**Problem to solve**
Reproduce the listing that follows with no differences at all.

**Records to process**

========================================================================

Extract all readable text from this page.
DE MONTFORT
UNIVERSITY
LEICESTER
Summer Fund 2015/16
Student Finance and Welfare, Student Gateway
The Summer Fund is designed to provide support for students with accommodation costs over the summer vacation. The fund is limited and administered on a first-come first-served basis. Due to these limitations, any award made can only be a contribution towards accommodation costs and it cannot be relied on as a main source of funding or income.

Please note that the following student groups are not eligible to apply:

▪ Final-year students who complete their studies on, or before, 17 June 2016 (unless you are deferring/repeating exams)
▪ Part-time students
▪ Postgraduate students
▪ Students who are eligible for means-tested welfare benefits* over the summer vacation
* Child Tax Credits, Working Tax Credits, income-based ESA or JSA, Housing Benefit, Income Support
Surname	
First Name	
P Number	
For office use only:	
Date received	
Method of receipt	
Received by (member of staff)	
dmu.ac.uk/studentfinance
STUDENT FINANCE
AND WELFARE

========================================================================

**Output for this task**
Extract all readable text from this page.
DE MONTFORT
UNIVERSITY
LEICESTER
Summer Fund 2015/16
Student Finance and Welfare, Student Gateway
The Summer Fund is designed to provide support for students with accommodation costs over the summer vacation. The fund is limited and administered on a first-come first-served basis. Due to these limitations, any award made can only be a contribution towards accommodation costs and it cannot be relied on as a main source of funding or income.

Please note that the following student groups are not eligible to apply:

▪ Final-year students who complete their studies on, or before, 17 June 2016 (unless you are deferring/repeating exams)
▪ Part-time students
▪ Postgraduate students
▪ Students who are eligible for means-tested welfare benefits* over the summer vacation
* Child Tax Credits, Working Tax Credits, income-based ESA or JSA, Housing Benefit, Income Support
Surname	
First Name	
P Number	
For office use only:	
Date received	
Method of receipt	
Received by (member of staff)	
dmu.ac.uk/studentfinance
STUDENT FINANCE
AND WELFARE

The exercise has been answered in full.